* [Given instruction]:
Reproduce the listing verbatim.

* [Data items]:
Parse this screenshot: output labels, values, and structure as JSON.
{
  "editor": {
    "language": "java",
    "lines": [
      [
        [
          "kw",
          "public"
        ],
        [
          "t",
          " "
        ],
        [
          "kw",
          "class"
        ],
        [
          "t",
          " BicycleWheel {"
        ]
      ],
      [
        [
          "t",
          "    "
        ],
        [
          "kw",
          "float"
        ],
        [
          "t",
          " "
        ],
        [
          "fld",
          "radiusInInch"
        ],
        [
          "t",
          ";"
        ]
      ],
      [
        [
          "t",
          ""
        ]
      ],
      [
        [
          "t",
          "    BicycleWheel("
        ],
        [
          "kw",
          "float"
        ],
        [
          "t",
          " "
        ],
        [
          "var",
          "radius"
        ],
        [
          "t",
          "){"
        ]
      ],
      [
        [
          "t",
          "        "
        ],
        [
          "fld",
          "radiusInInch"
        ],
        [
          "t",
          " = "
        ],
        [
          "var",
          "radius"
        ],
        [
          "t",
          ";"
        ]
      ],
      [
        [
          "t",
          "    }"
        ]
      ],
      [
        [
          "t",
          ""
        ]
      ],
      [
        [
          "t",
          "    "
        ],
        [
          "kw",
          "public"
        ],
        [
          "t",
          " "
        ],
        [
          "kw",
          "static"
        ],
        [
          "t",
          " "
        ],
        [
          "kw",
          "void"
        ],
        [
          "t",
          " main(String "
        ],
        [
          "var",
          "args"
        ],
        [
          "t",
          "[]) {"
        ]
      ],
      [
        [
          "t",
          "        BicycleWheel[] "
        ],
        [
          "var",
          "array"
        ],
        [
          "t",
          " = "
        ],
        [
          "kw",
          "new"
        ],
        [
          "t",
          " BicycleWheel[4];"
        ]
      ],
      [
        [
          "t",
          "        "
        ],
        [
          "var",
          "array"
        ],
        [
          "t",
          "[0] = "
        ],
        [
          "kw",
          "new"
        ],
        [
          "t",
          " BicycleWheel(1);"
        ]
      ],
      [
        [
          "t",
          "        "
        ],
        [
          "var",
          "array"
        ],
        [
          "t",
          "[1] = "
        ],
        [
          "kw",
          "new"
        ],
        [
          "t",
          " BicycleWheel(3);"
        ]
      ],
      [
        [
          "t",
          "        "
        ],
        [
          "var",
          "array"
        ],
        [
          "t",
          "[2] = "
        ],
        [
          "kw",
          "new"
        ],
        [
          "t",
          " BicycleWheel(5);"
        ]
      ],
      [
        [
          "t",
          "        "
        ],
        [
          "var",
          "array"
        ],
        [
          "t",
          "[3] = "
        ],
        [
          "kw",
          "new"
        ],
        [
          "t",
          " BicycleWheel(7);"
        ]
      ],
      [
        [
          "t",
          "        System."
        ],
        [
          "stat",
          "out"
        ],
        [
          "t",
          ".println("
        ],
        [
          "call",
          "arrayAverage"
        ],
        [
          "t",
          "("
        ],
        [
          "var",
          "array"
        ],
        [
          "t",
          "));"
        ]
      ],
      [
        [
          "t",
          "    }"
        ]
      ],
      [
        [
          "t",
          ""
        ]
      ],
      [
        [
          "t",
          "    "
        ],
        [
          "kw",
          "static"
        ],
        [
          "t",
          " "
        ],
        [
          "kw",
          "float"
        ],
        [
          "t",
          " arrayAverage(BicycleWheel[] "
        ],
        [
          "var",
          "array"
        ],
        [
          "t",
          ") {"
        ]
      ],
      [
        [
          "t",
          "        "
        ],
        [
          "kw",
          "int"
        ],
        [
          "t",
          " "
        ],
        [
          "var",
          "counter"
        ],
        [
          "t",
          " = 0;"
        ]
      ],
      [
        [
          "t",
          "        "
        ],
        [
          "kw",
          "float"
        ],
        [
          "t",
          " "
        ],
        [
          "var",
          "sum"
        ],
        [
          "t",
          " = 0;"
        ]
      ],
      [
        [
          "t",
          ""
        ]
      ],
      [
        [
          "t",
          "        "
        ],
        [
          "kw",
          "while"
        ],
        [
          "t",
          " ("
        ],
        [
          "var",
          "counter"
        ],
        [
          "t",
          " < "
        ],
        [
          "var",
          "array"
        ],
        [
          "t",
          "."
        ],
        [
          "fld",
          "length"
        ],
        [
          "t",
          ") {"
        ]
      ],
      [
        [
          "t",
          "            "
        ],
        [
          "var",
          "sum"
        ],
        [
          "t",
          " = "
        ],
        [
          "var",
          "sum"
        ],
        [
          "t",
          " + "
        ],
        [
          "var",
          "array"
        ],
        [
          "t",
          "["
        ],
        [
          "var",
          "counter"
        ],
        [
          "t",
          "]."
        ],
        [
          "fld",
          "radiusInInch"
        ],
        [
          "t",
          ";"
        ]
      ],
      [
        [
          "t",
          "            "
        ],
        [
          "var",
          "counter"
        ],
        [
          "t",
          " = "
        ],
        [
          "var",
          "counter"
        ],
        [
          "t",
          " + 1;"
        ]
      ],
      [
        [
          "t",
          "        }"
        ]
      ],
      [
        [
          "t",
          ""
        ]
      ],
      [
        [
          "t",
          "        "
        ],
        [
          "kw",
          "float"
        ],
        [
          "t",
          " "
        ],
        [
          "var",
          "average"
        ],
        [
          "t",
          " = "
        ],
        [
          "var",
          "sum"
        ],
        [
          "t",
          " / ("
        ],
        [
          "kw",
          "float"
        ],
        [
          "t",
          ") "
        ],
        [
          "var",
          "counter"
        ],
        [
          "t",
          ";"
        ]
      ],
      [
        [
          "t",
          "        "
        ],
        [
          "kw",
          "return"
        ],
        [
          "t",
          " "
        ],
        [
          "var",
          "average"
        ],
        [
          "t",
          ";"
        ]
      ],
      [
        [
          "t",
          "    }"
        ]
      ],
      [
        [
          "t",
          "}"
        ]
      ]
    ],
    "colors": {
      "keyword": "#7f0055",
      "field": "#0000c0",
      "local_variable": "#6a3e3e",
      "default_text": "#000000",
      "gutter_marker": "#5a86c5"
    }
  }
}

* [Result]:
Parse this screenshot: output labels, values, and structure as JSON.
{
  "editor": {
    "language": "java",
    "lines": [
      [
        [
          "kw",
          "public"
        ],
        [
          "t",
          " "
        ],
        [
          "kw",
          "class"
        ],
        [
          "t",
          " BicycleWheel {"
        ]
      ],
      [
        [
          "t",
          "    "
        ],
        [
          "kw",
          "float"
        ],
        [
          "t",
          " "
        ],
        [
          "fld",
          "radiusInInch"
        ],
        [
          "t",
          ";"
        ]
      ],
      [
        [
          "t",
          ""
        ]
      ],
      [
        [
          "t",
          "    BicycleWheel("
        ],
        [
          "kw",
          "float"
        ],
        [
          "t",
          " "
        ],
        [
          "var",
          "radius"
        ],
        [
          "t",
          "){"
        ]
      ],
      [
        [
          "t",
          "        "
        ],
        [
          "fld",
          "radiusInInch"
        ],
        [
          "t",
          " = "
        ],
        [
          "var",
          "radius"
        ],
        [
          "t",
          ";"
        ]
      ],
      [
        [
          "t",
          "    }"
        ]
      ],
      [
        [
          "t",
          ""
        ]
      ],
      [
        [
          "t",
          "    "
        ],
        [
          "kw",
          "public"
        ],
        [
          "t",
          " "
        ],
        [
          "kw",
          "static"
        ],
        [
          "t",
          " "
        ],
        [
          "kw",
          "void"
        ],
        [
          "t",
          " main(String "
        ],
        [
          "var",
          "args"
        ],
        [
          "t",
          "[]) {"
        ]
      ],
      [
        [
          "t",
          "        BicycleWheel[] "
        ],
        [
          "var",
          "array"
        ],
        [
          "t",
          " = "
        ],
        [
          "kw",
          "new"
        ],
        [
          "t",
          " BicycleWheel[4];"
        ]
      ],
      [
        [
          "t",
          "        "
        ],
        [
          "var",
          "array"
        ],
        [
          "t",
          "[0] = "
        ],
        [
          "kw",
          "new"
        ],
        [
          "t",
          " BicycleWheel(1);"
        ]
      ],
      [
        [
          "t",
          "        "
        ],
        [
          "var",
          "array"
        ],
        [
          "t",
          "[1] = "
        ],
        [
          "kw",
          "new"
        ],
        [
          "t",
          " BicycleWheel(3);"
        ]
      ],
      [
        [
          "t",
          "        "
        ],
        [
          "var",
          "array"
        ],
        [
          "t",
          "[2] = "
        ],
        [
          "kw",
          "new"
        ],
        [
          "t",
          " BicycleWheel(5);"
        ]
      ],
      [
        [
          "t",
          "        "
        ],
        [
          "var",
          "array"
        ],
        [
          "t",
          "[3] = "
        ],
        [
          "kw",
          "new"
        ],
        [
          "t",
          " BicycleWheel(7);"
        ]
      ],
      [
        [
          "t",
          "        System."
        ],
        [
          "stat",
          "out"
        ],
        [
          "t",
          ".println("
        ],
        [
          "call",
          "arrayAverage"
        ],
        [
          "t",
          "("
        ],
        [
          "var",
          "array"
        ],
        [
          "t",
          "));"
        ]
      ],
      [
        [
          "t",
          "    }"
        ]
      ],
      [
        [
          "t",
          ""
        ]
      ],
      [
        [
          "t",
          "    "
        ],
        [
          "kw",
          "static"
        ],
        [
          "t",
          " "
        ],
        [
          "kw",
          "float"
        ],
        [
          "t",
          " arrayAverage(BicycleWheel[] "
        ],
        [
          "var",
          "array"
        ],
        [
          "t",
          ") {"
        ]
      ],
      [
        [
          "t",
          "        "
        ],
        [
          "kw",
          "int"
        ],
        [
          "t",
          " "
        ],
        [
          "var",
          "counter"
        ],
        [
          "t",
          " = 0;"
        ]
      ],
      [
        [
          "t",
          "        "
        ],
        [
          "kw",
          "float"
        ],
        [
          "t",
          " "
        ],
        [
          "var",
          "sum"
        ],
        [
          "t",
          " = 0;"
        ]
      ],
      [
        [
          "t",
          ""
        ]
      ],
      [
        [
          "t",
          "        "
        ],
        [
          "kw",
          "while"
        ],
        [
          "t",
          " ("
        ],
        [
          "var",
          "counter"
        ],
        [
          "t",
          " < "
        ],
        [
          "var",
          "array"
        ],
        [
          "t",
          "."
        ],
        [
          "fld",
          "length"
        ],
        [
          "t",
          ") {"
        ]
      ],
      [
        [
          "t",
          "            "
        ],
        [
          "var",
          "sum"
        ],
        [
          "t",
          " = "
        ],
        [
          "var",
          "sum"
        ],
        [
          "t",
          " + "
        ],
        [
          "var",
          "array"
        ],
        [
          "t",
          "["
        ],
        [
          "var",
          "counter"
        ],
        [
          "t",
          "]."
        ],
        [
          "fld",
          "radiusInInch"
        ],
        [
          "t",
          ";"
        ]
      ],
      [
        [
          "t",
          "            "
        ],
        [
          "var",
          "counter"
        ],
        [
          "t",
          " = "
        ],
        [
          "var",
          "counter"
        ],
        [
          "t",
          " + 1;"
        ]
      ],
      [
        [
          "t",
          "        }"
        ]
      ],
      [
        [
          "t",
          ""
        ]
      ],
      [
        [
          "t",
          "        "
        ],
        [
          "kw",
          "float"
        ],
        [
          "t",
          " "
        ],
        [
          "var",
          "average"
        ],
        [
          "t",
          " = "
        ],
        [
          "var",
          "sum"
        ],
        [
          "t",
          " / ("
        ],
        [
          "kw",
          "float"
        ],
        [
          "t",
          ") "
        ],
        [
          "var",
          "counter"
        ],
        [
          "t",
          ";"
        ]
      ],
      [
        [
          "t",
          "        "
        ],
        [
          "kw",
          "return"
        ],
        [
          "t",
          " "
        ],
        [
          "var",
          "average"
        ],
        [
          "t",
          ";"
        ]
      ],
      [
        [
          "t",
          "    }"
        ]
      ],
      [
        [
          "t",
          "}"
        ]
      ]
    ],
    "colors": {
      "keyword": "#7f0055",
      "field": "#0000c0",
      "local_variable": "#6a3e3e",
      "default_text": "#000000",
      "gutter_marker": "#5a86c5"
    }
  }
}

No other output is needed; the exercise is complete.